>> begin

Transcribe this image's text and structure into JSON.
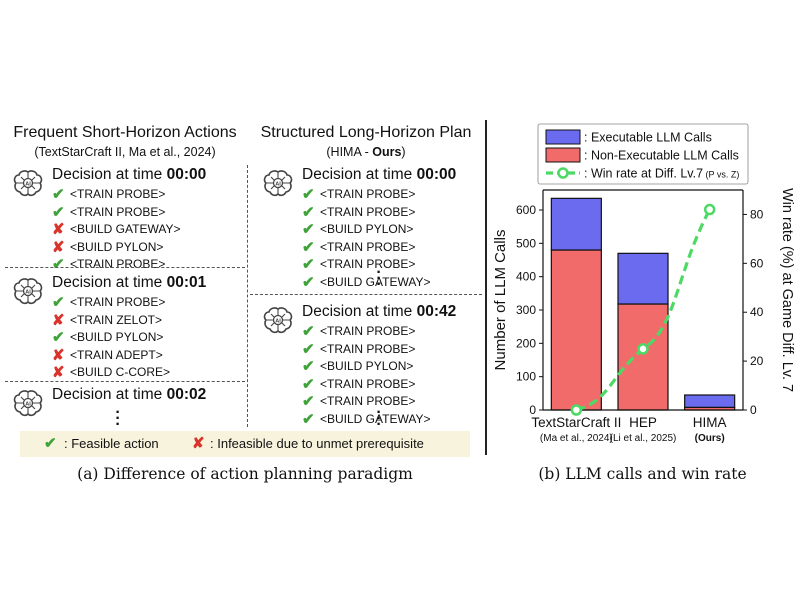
{
  "left": {
    "title": "Frequent Short-Horizon Actions",
    "subtitle": "(TextStarCraft II, Ma et al., 2024)",
    "blocks": [
      {
        "prefix": "Decision at time ",
        "time": "00:00",
        "actions": [
          {
            "ok": true,
            "text": "<TRAIN PROBE>"
          },
          {
            "ok": true,
            "text": "<TRAIN PROBE>"
          },
          {
            "ok": false,
            "text": "<BUILD GATEWAY>"
          },
          {
            "ok": false,
            "text": "<BUILD PYLON>"
          },
          {
            "ok": true,
            "text": "<TRAIN PROBE>"
          }
        ]
      },
      {
        "prefix": "Decision at time ",
        "time": "00:01",
        "actions": [
          {
            "ok": true,
            "text": "<TRAIN PROBE>"
          },
          {
            "ok": false,
            "text": "<TRAIN ZELOT>"
          },
          {
            "ok": true,
            "text": "<BUILD PYLON>"
          },
          {
            "ok": false,
            "text": "<TRAIN ADEPT>"
          },
          {
            "ok": false,
            "text": "<BUILD C-CORE>"
          }
        ]
      },
      {
        "prefix": "Decision at time ",
        "time": "00:02",
        "actions": []
      }
    ]
  },
  "right": {
    "title": "Structured Long-Horizon Plan",
    "subtitle_prefix": "(HIMA - ",
    "subtitle_bold": "Ours",
    "subtitle_suffix": ")",
    "blocks": [
      {
        "prefix": "Decision at time ",
        "time": "00:00",
        "actions": [
          {
            "ok": true,
            "text": "<TRAIN PROBE>"
          },
          {
            "ok": true,
            "text": "<TRAIN PROBE>"
          },
          {
            "ok": true,
            "text": "<BUILD PYLON>"
          },
          {
            "ok": true,
            "text": "<TRAIN PROBE>"
          },
          {
            "ok": true,
            "text": "<TRAIN PROBE>"
          },
          {
            "ok": true,
            "text": "<BUILD GATEWAY>"
          }
        ]
      },
      {
        "prefix": "Decision at time ",
        "time": "00:42",
        "actions": [
          {
            "ok": true,
            "text": "<TRAIN PROBE>"
          },
          {
            "ok": true,
            "text": "<TRAIN PROBE>"
          },
          {
            "ok": true,
            "text": "<BUILD PYLON>"
          },
          {
            "ok": true,
            "text": "<TRAIN PROBE>"
          },
          {
            "ok": true,
            "text": "<TRAIN PROBE>"
          },
          {
            "ok": true,
            "text": "<BUILD GATEWAY>"
          }
        ]
      }
    ]
  },
  "legend": {
    "feasible": ": Feasible action",
    "infeasible": ": Infeasible due to unmet prerequisite"
  },
  "caption_a": "(a) Difference of action planning paradigm",
  "caption_b": "(b) LLM calls and win rate",
  "icons": {
    "check": "check-icon",
    "cross": "cross-icon",
    "brain": "brain-icon"
  },
  "colors": {
    "check": "#3fa33a",
    "cross": "#d9342b",
    "executable": "#6b6bf0",
    "non_executable": "#f26b6b",
    "winrate": "#4cd964",
    "legend_bg": "#f8f3dc"
  },
  "chart_data": {
    "type": "bar",
    "categories": [
      {
        "name": "TextStarCraft II",
        "sub": "(Ma et al., 2024)",
        "sub_bold": false
      },
      {
        "name": "HEP",
        "sub": "(Li et al., 2025)",
        "sub_bold": false
      },
      {
        "name": "HIMA",
        "sub": "(Ours)",
        "sub_bold": true
      }
    ],
    "series": [
      {
        "name": ": Non-Executable LLM Calls",
        "values": [
          480,
          318,
          8
        ],
        "color": "#f26b6b"
      },
      {
        "name": ": Executable LLM Calls",
        "values": [
          155,
          152,
          37
        ],
        "color": "#6b6bf0"
      }
    ],
    "line": {
      "name": ": Win rate at Diff. Lv.7",
      "name_suffix": "(P vs. Z)",
      "values": [
        0,
        25,
        82
      ],
      "color": "#4cd964"
    },
    "ylabel": "Number of  LLM Calls",
    "ylabel_right": "Win rate (%) at Game Diff. Lv. 7",
    "ylim": [
      0,
      660
    ],
    "ylim_right": [
      0,
      90
    ],
    "yticks": [
      0,
      100,
      200,
      300,
      400,
      500,
      600
    ],
    "yticks_right": [
      0,
      20,
      40,
      60,
      80
    ],
    "legend_position": "top",
    "stacked": true
  }
}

>> end

* **SHORT TASK**: Return the whole listing, word for word, and leave out every picture.

* **RESULT**:
Transcribe this image's text and structure into JSON.
{
  "left": {
    "title": "Frequent Short-Horizon Actions",
    "subtitle": "(TextStarCraft II, Ma et al., 2024)",
    "blocks": [
      {
        "prefix": "Decision at time ",
        "time": "00:00",
        "actions": [
          {
            "ok": true,
            "text": "<TRAIN PROBE>"
          },
          {
            "ok": true,
            "text": "<TRAIN PROBE>"
          },
          {
            "ok": false,
            "text": "<BUILD GATEWAY>"
          },
          {
            "ok": false,
            "text": "<BUILD PYLON>"
          },
          {
            "ok": true,
            "text": "<TRAIN PROBE>"
          }
        ]
      },
      {
        "prefix": "Decision at time ",
        "time": "00:01",
        "actions": [
          {
            "ok": true,
            "text": "<TRAIN PROBE>"
          },
          {
            "ok": false,
            "text": "<TRAIN ZELOT>"
          },
          {
            "ok": true,
            "text": "<BUILD PYLON>"
          },
          {
            "ok": false,
            "text": "<TRAIN ADEPT>"
          },
          {
            "ok": false,
            "text": "<BUILD C-CORE>"
          }
        ]
      },
      {
        "prefix": "Decision at time ",
        "time": "00:02",
        "actions": []
      }
    ]
  },
  "right": {
    "title": "Structured Long-Horizon Plan",
    "subtitle_prefix": "(HIMA - ",
    "subtitle_bold": "Ours",
    "subtitle_suffix": ")",
    "blocks": [
      {
        "prefix": "Decision at time ",
        "time": "00:00",
        "actions": [
          {
            "ok": true,
            "text": "<TRAIN PROBE>"
          },
          {
            "ok": true,
            "text": "<TRAIN PROBE>"
          },
          {
            "ok": true,
            "text": "<BUILD PYLON>"
          },
          {
            "ok": true,
            "text": "<TRAIN PROBE>"
          },
          {
            "ok": true,
            "text": "<TRAIN PROBE>"
          },
          {
            "ok": true,
            "text": "<BUILD GATEWAY>"
          }
        ]
      },
      {
        "prefix": "Decision at time ",
        "time": "00:42",
        "actions": [
          {
            "ok": true,
            "text": "<TRAIN PROBE>"
          },
          {
            "ok": true,
            "text": "<TRAIN PROBE>"
          },
          {
            "ok": true,
            "text": "<BUILD PYLON>"
          },
          {
            "ok": true,
            "text": "<TRAIN PROBE>"
          },
          {
            "ok": true,
            "text": "<TRAIN PROBE>"
          },
          {
            "ok": true,
            "text": "<BUILD GATEWAY>"
          }
        ]
      }
    ]
  },
  "legend": {
    "feasible": ": Feasible action",
    "infeasible": ": Infeasible due to unmet prerequisite"
  },
  "caption_a": "(a) Difference of action planning paradigm",
  "caption_b": "(b) LLM calls and win rate",
  "icons": {
    "check": "check-icon",
    "cross": "cross-icon",
    "brain": "brain-icon"
  },
  "colors": {
    "check": "#3fa33a",
    "cross": "#d9342b",
    "executable": "#6b6bf0",
    "non_executable": "#f26b6b",
    "winrate": "#4cd964",
    "legend_bg": "#f8f3dc"
  },
  "chart_data": {
    "type": "bar",
    "categories": [
      {
        "name": "TextStarCraft II",
        "sub": "(Ma et al., 2024)",
        "sub_bold": false
      },
      {
        "name": "HEP",
        "sub": "(Li et al., 2025)",
        "sub_bold": false
      },
      {
        "name": "HIMA",
        "sub": "(Ours)",
        "sub_bold": true
      }
    ],
    "series": [
      {
        "name": ": Non-Executable LLM Calls",
        "values": [
          480,
          318,
          8
        ],
        "color": "#f26b6b"
      },
      {
        "name": ": Executable LLM Calls",
        "values": [
          155,
          152,
          37
        ],
        "color": "#6b6bf0"
      }
    ],
    "line": {
      "name": ": Win rate at Diff. Lv.7",
      "name_suffix": "(P vs. Z)",
      "values": [
        0,
        25,
        82
      ],
      "color": "#4cd964"
    },
    "ylabel": "Number of  LLM Calls",
    "ylabel_right": "Win rate (%) at Game Diff. Lv. 7",
    "ylim": [
      0,
      660
    ],
    "ylim_right": [
      0,
      90
    ],
    "yticks": [
      0,
      100,
      200,
      300,
      400,
      500,
      600
    ],
    "yticks_right": [
      0,
      20,
      40,
      60,
      80
    ],
    "legend_position": "top",
    "stacked": true
  }
}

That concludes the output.